> [YOUR OBJECTIVE] Transcribe all of the material exactly, except for its pictures.
--- START INPUT DATA ---
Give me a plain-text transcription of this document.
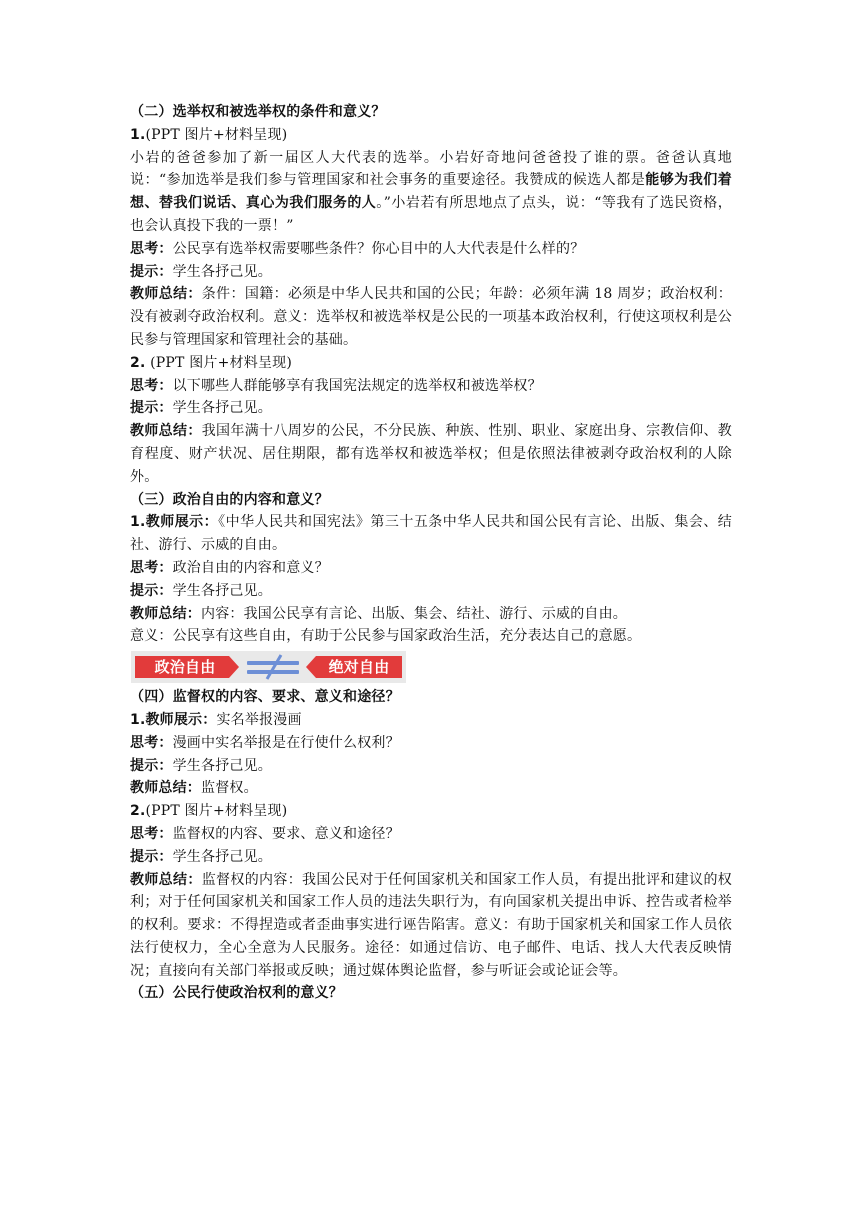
（二）选举权和被选举权的条件和意义？
1.(PPT 图片+材料呈现)
小岩的爸爸参加了新一届区人大代表的选举。小岩好奇地问爸爸投了谁的票。爸爸认真地说：“参加选举是我们参与管理国家和社会事务的重要途径。我赞成的候选人都是能够为我们着想、替我们说话、真心为我们服务的人。”小岩若有所思地点了点头，说：“等我有了选民资格，也会认真投下我的一票！”
思考：公民享有选举权需要哪些条件？你心目中的人大代表是什么样的？
提示：学生各抒己见。
教师总结：条件：国籍：必须是中华人民共和国的公民；年龄：必须年满 18 周岁；政治权利：没有被剥夺政治权利。意义：选举权和被选举权是公民的一项基本政治权利，行使这项权利是公民参与管理国家和管理社会的基础。
2. (PPT 图片+材料呈现)
思考：以下哪些人群能够享有我国宪法规定的选举权和被选举权？
提示：学生各抒己见。
教师总结：我国年满十八周岁的公民，不分民族、种族、性别、职业、家庭出身、宗教信仰、教育程度、财产状况、居住期限，都有选举权和被选举权；但是依照法律被剥夺政治权利的人除外。
（三）政治自由的内容和意义？
1.教师展示：《中华人民共和国宪法》第三十五条中华人民共和国公民有言论、出版、集会、结社、游行、示威的自由。
思考：政治自由的内容和意义？
提示：学生各抒己见。
教师总结：内容：我国公民享有言论、出版、集会、结社、游行、示威的自由。
意义：公民享有这些自由，有助于公民参与国家政治生活，充分表达自己的意愿。
政治自由	绝对自由
（四）监督权的内容、要求、意义和途径？
1.教师展示：实名举报漫画
思考：漫画中实名举报是在行使什么权利？
提示：学生各抒己见。
教师总结：监督权。
2.(PPT 图片+材料呈现)
思考：监督权的内容、要求、意义和途径？
提示：学生各抒己见。
教师总结：监督权的内容：我国公民对于任何国家机关和国家工作人员，有提出批评和建议的权利；对于任何国家机关和国家工作人员的违法失职行为，有向国家机关提出申诉、控告或者检举的权利。要求：不得捏造或者歪曲事实进行诬告陷害。意义：有助于国家机关和国家工作人员依法行使权力，全心全意为人民服务。途径：如通过信访、电子邮件、电话、找人大代表反映情况；直接向有关部门举报或反映；通过媒体舆论监督，参与听证会或论证会等。
（五）公民行使政治权利的意义？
--- END INPUT DATA ---
> [PROBLEM SOLUTION]
Give me a plain-text transcription of this document.
（二）选举权和被选举权的条件和意义？
1.(PPT 图片+材料呈现)
小岩的爸爸参加了新一届区人大代表的选举。小岩好奇地问爸爸投了谁的票。爸爸认真地说：“参加选举是我们参与管理国家和社会事务的重要途径。我赞成的候选人都是能够为我们着想、替我们说话、真心为我们服务的人。”小岩若有所思地点了点头，说：“等我有了选民资格，也会认真投下我的一票！”
思考：公民享有选举权需要哪些条件？你心目中的人大代表是什么样的？
提示：学生各抒己见。
教师总结：条件：国籍：必须是中华人民共和国的公民；年龄：必须年满 18 周岁；政治权利：没有被剥夺政治权利。意义：选举权和被选举权是公民的一项基本政治权利，行使这项权利是公民参与管理国家和管理社会的基础。
2. (PPT 图片+材料呈现)
思考：以下哪些人群能够享有我国宪法规定的选举权和被选举权？
提示：学生各抒己见。
教师总结：我国年满十八周岁的公民，不分民族、种族、性别、职业、家庭出身、宗教信仰、教育程度、财产状况、居住期限，都有选举权和被选举权；但是依照法律被剥夺政治权利的人除外。
（三）政治自由的内容和意义？
1.教师展示：《中华人民共和国宪法》第三十五条中华人民共和国公民有言论、出版、集会、结社、游行、示威的自由。
思考：政治自由的内容和意义？
提示：学生各抒己见。
教师总结：内容：我国公民享有言论、出版、集会、结社、游行、示威的自由。
意义：公民享有这些自由，有助于公民参与国家政治生活，充分表达自己的意愿。
政治自由	绝对自由
（四）监督权的内容、要求、意义和途径？
1.教师展示：实名举报漫画
思考：漫画中实名举报是在行使什么权利？
提示：学生各抒己见。
教师总结：监督权。
2.(PPT 图片+材料呈现)
思考：监督权的内容、要求、意义和途径？
提示：学生各抒己见。
教师总结：监督权的内容：我国公民对于任何国家机关和国家工作人员，有提出批评和建议的权利；对于任何国家机关和国家工作人员的违法失职行为，有向国家机关提出申诉、控告或者检举的权利。要求：不得捏造或者歪曲事实进行诬告陷害。意义：有助于国家机关和国家工作人员依法行使权力，全心全意为人民服务。途径：如通过信访、电子邮件、电话、找人大代表反映情况；直接向有关部门举报或反映；通过媒体舆论监督，参与听证会或论证会等。
（五）公民行使政治权利的意义？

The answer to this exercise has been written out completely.